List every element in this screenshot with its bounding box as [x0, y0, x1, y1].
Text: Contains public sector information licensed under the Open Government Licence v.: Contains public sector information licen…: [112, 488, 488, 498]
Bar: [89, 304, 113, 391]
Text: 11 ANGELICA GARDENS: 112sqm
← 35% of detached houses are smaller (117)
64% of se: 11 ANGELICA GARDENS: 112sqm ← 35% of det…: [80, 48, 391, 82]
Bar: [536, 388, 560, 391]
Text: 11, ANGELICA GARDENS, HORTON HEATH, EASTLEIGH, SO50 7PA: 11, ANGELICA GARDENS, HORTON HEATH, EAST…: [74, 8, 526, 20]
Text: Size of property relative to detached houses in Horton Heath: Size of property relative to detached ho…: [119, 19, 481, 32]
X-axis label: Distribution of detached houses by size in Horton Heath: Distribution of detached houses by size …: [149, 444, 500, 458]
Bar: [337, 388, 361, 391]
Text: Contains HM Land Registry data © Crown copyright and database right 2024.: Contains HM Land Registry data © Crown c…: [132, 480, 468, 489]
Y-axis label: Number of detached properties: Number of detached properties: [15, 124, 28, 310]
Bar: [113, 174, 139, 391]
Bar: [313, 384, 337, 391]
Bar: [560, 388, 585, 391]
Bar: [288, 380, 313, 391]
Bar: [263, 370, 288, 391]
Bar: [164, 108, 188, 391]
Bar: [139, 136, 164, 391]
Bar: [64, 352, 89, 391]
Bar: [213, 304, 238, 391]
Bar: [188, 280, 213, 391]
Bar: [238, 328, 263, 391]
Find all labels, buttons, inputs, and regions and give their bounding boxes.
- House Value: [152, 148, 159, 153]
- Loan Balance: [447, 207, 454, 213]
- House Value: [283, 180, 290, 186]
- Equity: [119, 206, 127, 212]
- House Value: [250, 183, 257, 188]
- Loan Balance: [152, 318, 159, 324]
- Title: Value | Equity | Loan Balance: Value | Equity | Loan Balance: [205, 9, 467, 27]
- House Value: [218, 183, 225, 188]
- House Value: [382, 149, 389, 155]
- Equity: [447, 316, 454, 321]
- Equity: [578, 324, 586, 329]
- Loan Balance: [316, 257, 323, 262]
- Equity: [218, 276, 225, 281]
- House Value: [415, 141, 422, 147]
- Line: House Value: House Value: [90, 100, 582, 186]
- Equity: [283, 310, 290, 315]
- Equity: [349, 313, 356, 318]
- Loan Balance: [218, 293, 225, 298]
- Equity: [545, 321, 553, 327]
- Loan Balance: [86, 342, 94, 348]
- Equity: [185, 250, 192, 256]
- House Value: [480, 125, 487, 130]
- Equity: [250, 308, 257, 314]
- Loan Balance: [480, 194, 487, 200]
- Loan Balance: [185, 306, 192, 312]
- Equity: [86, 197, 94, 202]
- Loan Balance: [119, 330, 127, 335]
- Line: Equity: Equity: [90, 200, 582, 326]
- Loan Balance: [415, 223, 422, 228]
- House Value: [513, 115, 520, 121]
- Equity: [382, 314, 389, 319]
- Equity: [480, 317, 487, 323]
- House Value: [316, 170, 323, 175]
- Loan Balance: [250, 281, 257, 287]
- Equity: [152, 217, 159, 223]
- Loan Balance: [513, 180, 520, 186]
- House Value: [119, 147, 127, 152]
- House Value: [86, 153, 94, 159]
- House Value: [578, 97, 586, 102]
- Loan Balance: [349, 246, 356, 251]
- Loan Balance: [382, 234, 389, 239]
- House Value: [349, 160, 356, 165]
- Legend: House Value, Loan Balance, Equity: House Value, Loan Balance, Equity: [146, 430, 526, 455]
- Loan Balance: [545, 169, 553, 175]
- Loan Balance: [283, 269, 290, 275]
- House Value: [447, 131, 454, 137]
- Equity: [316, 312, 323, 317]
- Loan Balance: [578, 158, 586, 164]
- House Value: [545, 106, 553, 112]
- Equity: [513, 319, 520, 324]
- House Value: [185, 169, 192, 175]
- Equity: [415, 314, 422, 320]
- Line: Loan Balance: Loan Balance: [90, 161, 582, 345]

TASK TO COMPLETE:
Copy out all of the lines above character for character, without changing anything.

SOLUTION TO THE PROBLEM:
List every element in this screenshot with its bounding box as [x0, y0, x1, y1].
Text: Contains public sector information licensed under the Open Government Licence v.: Contains public sector information licen…: [112, 488, 488, 498]
Bar: [89, 304, 113, 391]
Text: 11 ANGELICA GARDENS: 112sqm
← 35% of detached houses are smaller (117)
64% of se: 11 ANGELICA GARDENS: 112sqm ← 35% of det…: [80, 48, 391, 82]
Bar: [536, 388, 560, 391]
Text: 11, ANGELICA GARDENS, HORTON HEATH, EASTLEIGH, SO50 7PA: 11, ANGELICA GARDENS, HORTON HEATH, EAST…: [74, 8, 526, 20]
Text: Size of property relative to detached houses in Horton Heath: Size of property relative to detached ho…: [119, 19, 481, 32]
X-axis label: Distribution of detached houses by size in Horton Heath: Distribution of detached houses by size …: [149, 444, 500, 458]
Bar: [337, 388, 361, 391]
Text: Contains HM Land Registry data © Crown copyright and database right 2024.: Contains HM Land Registry data © Crown c…: [132, 480, 468, 489]
Y-axis label: Number of detached properties: Number of detached properties: [15, 124, 28, 310]
Bar: [113, 174, 139, 391]
Bar: [313, 384, 337, 391]
Bar: [560, 388, 585, 391]
Bar: [288, 380, 313, 391]
Bar: [263, 370, 288, 391]
Bar: [164, 108, 188, 391]
Bar: [139, 136, 164, 391]
Bar: [64, 352, 89, 391]
Bar: [213, 304, 238, 391]
Bar: [188, 280, 213, 391]
Bar: [238, 328, 263, 391]
Find all labels, buttons, inputs, and regions and give their bounding boxes.
- House Value: [152, 148, 159, 153]
- Loan Balance: [447, 207, 454, 213]
- House Value: [283, 180, 290, 186]
- Equity: [119, 206, 127, 212]
- House Value: [250, 183, 257, 188]
- Loan Balance: [152, 318, 159, 324]
- Title: Value | Equity | Loan Balance: Value | Equity | Loan Balance: [205, 9, 467, 27]
- House Value: [218, 183, 225, 188]
- House Value: [382, 149, 389, 155]
- Equity: [447, 316, 454, 321]
- Equity: [578, 324, 586, 329]
- Loan Balance: [316, 257, 323, 262]
- Equity: [218, 276, 225, 281]
- House Value: [415, 141, 422, 147]
- Line: House Value: House Value: [90, 100, 582, 186]
- Equity: [283, 310, 290, 315]
- Equity: [349, 313, 356, 318]
- Loan Balance: [218, 293, 225, 298]
- Equity: [545, 321, 553, 327]
- Loan Balance: [86, 342, 94, 348]
- Equity: [185, 250, 192, 256]
- House Value: [480, 125, 487, 130]
- Equity: [250, 308, 257, 314]
- Loan Balance: [480, 194, 487, 200]
- Loan Balance: [185, 306, 192, 312]
- Equity: [86, 197, 94, 202]
- Loan Balance: [119, 330, 127, 335]
- Line: Equity: Equity: [90, 200, 582, 326]
- Loan Balance: [415, 223, 422, 228]
- House Value: [513, 115, 520, 121]
- Equity: [382, 314, 389, 319]
- Equity: [480, 317, 487, 323]
- House Value: [316, 170, 323, 175]
- Loan Balance: [250, 281, 257, 287]
- Equity: [152, 217, 159, 223]
- Loan Balance: [513, 180, 520, 186]
- House Value: [119, 147, 127, 152]
- House Value: [86, 153, 94, 159]
- House Value: [578, 97, 586, 102]
- Loan Balance: [349, 246, 356, 251]
- Loan Balance: [382, 234, 389, 239]
- House Value: [349, 160, 356, 165]
- Legend: House Value, Loan Balance, Equity: House Value, Loan Balance, Equity: [146, 430, 526, 455]
- Loan Balance: [545, 169, 553, 175]
- Loan Balance: [283, 269, 290, 275]
- House Value: [447, 131, 454, 137]
- Equity: [316, 312, 323, 317]
- Loan Balance: [578, 158, 586, 164]
- House Value: [545, 106, 553, 112]
- Equity: [513, 319, 520, 324]
- House Value: [185, 169, 192, 175]
- Equity: [415, 314, 422, 320]
- Line: Loan Balance: Loan Balance: [90, 161, 582, 345]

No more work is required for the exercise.